== The problem ==
Exactly as written, retype the listing below, omitting the pictures.

== Record list ==

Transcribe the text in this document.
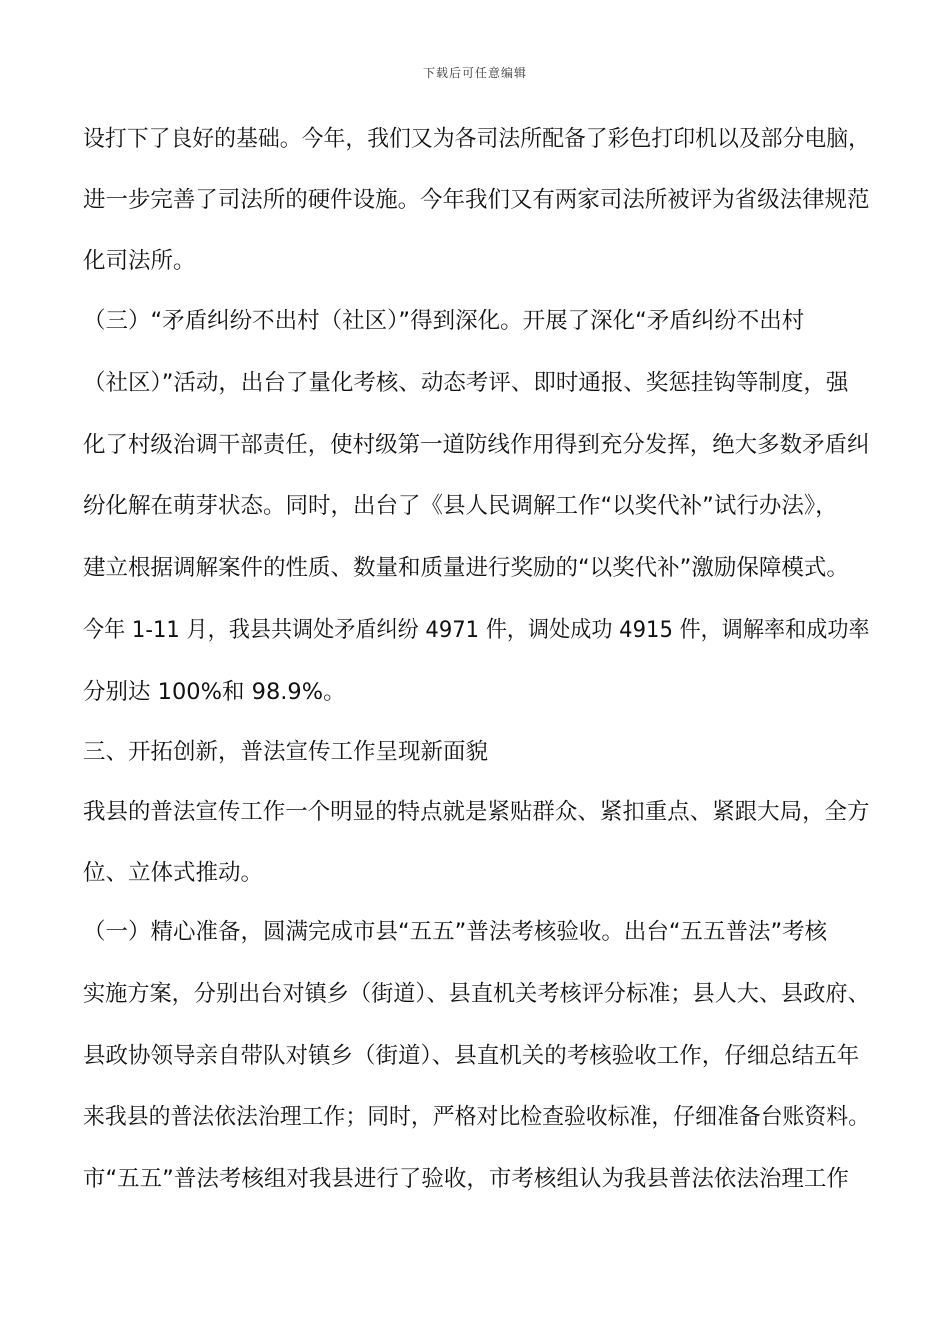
下载后可任意编辑
设打下了良好的基础。今年，我们又为各司法所配备了彩色打印机以及部分电脑，
进一步完善了司法所的硬件设施。今年我们又有两家司法所被评为省级法律规范
化司法所。
（三）“矛盾纠纷不出村（社区）”得到深化。开展了深化“矛盾纠纷不出村
（社区）”活动，出台了量化考核、动态考评、即时通报、奖惩挂钩等制度，强
化了村级治调干部责任，使村级第一道防线作用得到充分发挥，绝大多数矛盾纠
纷化解在萌芽状态。同时，出台了《县人民调解工作“以奖代补”试行办法》，
建立根据调解案件的性质、数量和质量进行奖励的“以奖代补”激励保障模式。
今年 1-11 月，我县共调处矛盾纠纷 4971 件，调处成功 4915 件，调解率和成功率
分别达 100%和 98.9%。
三、开拓创新，普法宣传工作呈现新面貌
我县的普法宣传工作一个明显的特点就是紧贴群众、紧扣重点、紧跟大局，全方
位、立体式推动。
（一）精心准备，圆满完成市县“五五”普法考核验收。出台“五五普法”考核
实施方案，分别出台对镇乡（街道）、县直机关考核评分标准；县人大、县政府、
县政协领导亲自带队对镇乡（街道）、县直机关的考核验收工作，仔细总结五年
来我县的普法依法治理工作；同时，严格对比检查验收标准，仔细准备台账资料。
市“五五”普法考核组对我县进行了验收，市考核组认为我县普法依法治理工作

== Reply ==
Transcribe the text in this document.
下载后可任意编辑
设打下了良好的基础。今年，我们又为各司法所配备了彩色打印机以及部分电脑，
进一步完善了司法所的硬件设施。今年我们又有两家司法所被评为省级法律规范
化司法所。
（三）“矛盾纠纷不出村（社区）”得到深化。开展了深化“矛盾纠纷不出村
（社区）”活动，出台了量化考核、动态考评、即时通报、奖惩挂钩等制度，强
化了村级治调干部责任，使村级第一道防线作用得到充分发挥，绝大多数矛盾纠
纷化解在萌芽状态。同时，出台了《县人民调解工作“以奖代补”试行办法》，
建立根据调解案件的性质、数量和质量进行奖励的“以奖代补”激励保障模式。
今年 1-11 月，我县共调处矛盾纠纷 4971 件，调处成功 4915 件，调解率和成功率
分别达 100%和 98.9%。
三、开拓创新，普法宣传工作呈现新面貌
我县的普法宣传工作一个明显的特点就是紧贴群众、紧扣重点、紧跟大局，全方
位、立体式推动。
（一）精心准备，圆满完成市县“五五”普法考核验收。出台“五五普法”考核
实施方案，分别出台对镇乡（街道）、县直机关考核评分标准；县人大、县政府、
县政协领导亲自带队对镇乡（街道）、县直机关的考核验收工作，仔细总结五年
来我县的普法依法治理工作；同时，严格对比检查验收标准，仔细准备台账资料。
市“五五”普法考核组对我县进行了验收，市考核组认为我县普法依法治理工作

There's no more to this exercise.